— STATED EXERCISE —
Below are records. Copy every line with "Josh" in it.

Figure dataset records
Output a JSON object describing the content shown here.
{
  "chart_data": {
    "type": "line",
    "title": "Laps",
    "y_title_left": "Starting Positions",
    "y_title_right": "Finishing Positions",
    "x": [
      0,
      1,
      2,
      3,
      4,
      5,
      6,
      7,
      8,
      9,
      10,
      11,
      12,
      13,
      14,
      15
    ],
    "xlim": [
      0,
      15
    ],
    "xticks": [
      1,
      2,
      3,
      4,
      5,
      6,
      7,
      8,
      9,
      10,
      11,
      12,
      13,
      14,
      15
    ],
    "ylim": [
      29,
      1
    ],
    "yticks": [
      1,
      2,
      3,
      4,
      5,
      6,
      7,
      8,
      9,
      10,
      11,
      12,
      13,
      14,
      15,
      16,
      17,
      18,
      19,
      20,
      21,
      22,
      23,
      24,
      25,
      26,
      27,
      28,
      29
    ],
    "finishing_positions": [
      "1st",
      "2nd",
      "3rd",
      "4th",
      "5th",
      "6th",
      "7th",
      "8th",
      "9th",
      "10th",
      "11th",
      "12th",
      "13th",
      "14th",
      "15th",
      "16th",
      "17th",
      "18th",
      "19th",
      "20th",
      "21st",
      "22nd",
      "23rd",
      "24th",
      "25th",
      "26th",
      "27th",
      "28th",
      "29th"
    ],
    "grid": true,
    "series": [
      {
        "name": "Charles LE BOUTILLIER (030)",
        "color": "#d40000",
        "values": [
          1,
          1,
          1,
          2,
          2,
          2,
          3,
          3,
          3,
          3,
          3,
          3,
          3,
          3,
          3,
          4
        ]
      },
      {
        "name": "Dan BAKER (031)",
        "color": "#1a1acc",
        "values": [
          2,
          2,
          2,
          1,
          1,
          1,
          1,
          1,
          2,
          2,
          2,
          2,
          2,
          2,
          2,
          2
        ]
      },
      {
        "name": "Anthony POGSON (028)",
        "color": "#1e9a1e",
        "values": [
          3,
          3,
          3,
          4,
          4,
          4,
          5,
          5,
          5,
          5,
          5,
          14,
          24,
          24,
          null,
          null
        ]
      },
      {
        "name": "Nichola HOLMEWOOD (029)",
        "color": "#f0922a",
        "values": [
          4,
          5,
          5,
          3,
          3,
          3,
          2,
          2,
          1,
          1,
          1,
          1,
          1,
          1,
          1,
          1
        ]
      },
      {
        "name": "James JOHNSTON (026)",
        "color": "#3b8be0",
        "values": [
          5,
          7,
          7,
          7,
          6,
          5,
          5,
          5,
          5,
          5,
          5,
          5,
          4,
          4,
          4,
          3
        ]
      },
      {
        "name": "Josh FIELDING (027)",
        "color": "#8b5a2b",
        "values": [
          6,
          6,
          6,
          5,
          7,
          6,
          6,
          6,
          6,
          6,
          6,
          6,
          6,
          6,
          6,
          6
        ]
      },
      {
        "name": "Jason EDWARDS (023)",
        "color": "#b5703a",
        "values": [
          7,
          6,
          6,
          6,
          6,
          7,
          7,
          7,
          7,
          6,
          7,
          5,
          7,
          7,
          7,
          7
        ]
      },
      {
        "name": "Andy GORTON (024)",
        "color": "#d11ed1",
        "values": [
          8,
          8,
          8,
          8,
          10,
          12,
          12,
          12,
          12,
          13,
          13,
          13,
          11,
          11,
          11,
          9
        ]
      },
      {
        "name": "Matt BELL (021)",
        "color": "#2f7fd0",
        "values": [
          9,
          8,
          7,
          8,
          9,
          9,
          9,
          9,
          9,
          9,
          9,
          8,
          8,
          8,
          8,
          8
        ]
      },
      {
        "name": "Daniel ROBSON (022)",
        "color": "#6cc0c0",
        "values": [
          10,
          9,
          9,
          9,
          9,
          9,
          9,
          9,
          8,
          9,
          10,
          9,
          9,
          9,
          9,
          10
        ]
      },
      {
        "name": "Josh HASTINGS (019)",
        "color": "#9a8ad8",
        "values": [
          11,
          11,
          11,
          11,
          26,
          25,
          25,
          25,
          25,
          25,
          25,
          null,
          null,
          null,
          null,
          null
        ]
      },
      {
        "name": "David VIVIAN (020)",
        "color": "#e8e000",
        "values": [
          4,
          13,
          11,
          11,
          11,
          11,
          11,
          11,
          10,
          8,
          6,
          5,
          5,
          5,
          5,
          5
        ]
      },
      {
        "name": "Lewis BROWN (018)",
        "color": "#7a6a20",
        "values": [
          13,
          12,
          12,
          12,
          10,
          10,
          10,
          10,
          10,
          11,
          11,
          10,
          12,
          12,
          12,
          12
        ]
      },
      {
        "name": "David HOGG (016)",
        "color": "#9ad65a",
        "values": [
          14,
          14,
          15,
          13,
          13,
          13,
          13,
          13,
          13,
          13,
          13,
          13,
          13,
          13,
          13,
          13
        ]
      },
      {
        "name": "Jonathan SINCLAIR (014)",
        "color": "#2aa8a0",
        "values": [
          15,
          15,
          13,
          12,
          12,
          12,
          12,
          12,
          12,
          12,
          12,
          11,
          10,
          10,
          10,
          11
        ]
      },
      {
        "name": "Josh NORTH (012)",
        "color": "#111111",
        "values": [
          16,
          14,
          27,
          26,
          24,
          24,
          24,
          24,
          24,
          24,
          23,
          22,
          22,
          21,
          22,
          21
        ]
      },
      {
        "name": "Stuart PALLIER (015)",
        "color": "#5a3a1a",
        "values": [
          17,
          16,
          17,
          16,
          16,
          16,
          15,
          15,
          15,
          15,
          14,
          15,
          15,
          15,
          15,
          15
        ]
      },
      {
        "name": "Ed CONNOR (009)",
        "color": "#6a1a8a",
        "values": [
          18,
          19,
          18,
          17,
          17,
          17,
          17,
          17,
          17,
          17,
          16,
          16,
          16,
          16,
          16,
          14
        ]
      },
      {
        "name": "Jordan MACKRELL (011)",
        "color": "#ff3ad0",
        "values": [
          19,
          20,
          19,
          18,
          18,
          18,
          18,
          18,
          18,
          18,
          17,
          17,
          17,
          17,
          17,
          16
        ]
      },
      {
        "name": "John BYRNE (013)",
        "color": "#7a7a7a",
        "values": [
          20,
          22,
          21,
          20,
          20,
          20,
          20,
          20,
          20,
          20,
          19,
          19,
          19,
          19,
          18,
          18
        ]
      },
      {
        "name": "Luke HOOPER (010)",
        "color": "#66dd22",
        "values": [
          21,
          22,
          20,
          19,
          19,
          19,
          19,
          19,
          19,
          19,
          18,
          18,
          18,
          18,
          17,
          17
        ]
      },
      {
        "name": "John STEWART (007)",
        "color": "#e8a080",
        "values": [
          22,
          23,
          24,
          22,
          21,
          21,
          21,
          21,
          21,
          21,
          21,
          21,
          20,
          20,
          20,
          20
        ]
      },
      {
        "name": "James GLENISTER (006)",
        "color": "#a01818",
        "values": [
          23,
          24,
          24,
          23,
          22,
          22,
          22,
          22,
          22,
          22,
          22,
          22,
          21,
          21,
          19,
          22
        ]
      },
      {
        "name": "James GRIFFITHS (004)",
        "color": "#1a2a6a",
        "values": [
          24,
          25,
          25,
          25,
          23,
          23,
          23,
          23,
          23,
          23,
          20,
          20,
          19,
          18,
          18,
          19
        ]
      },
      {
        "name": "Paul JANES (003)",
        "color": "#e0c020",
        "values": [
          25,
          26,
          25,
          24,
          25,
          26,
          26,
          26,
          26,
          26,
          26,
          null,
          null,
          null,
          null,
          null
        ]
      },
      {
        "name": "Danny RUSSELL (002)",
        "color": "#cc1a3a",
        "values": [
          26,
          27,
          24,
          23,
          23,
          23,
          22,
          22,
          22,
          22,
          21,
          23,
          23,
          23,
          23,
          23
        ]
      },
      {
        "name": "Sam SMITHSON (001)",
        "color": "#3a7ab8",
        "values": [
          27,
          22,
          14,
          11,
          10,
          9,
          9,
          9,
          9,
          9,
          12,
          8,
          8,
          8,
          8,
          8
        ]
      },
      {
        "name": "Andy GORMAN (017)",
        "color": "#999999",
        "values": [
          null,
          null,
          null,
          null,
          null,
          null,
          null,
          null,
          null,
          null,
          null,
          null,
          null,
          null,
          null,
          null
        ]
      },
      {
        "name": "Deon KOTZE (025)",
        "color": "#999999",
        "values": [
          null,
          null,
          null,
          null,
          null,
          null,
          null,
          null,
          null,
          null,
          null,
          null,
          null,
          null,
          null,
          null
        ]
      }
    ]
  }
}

— REPLY TO THE TASK —
        "name": "Josh FIELDING (027)",
        "name": "Josh HASTINGS (019)",
        "name": "Josh NORTH (012)",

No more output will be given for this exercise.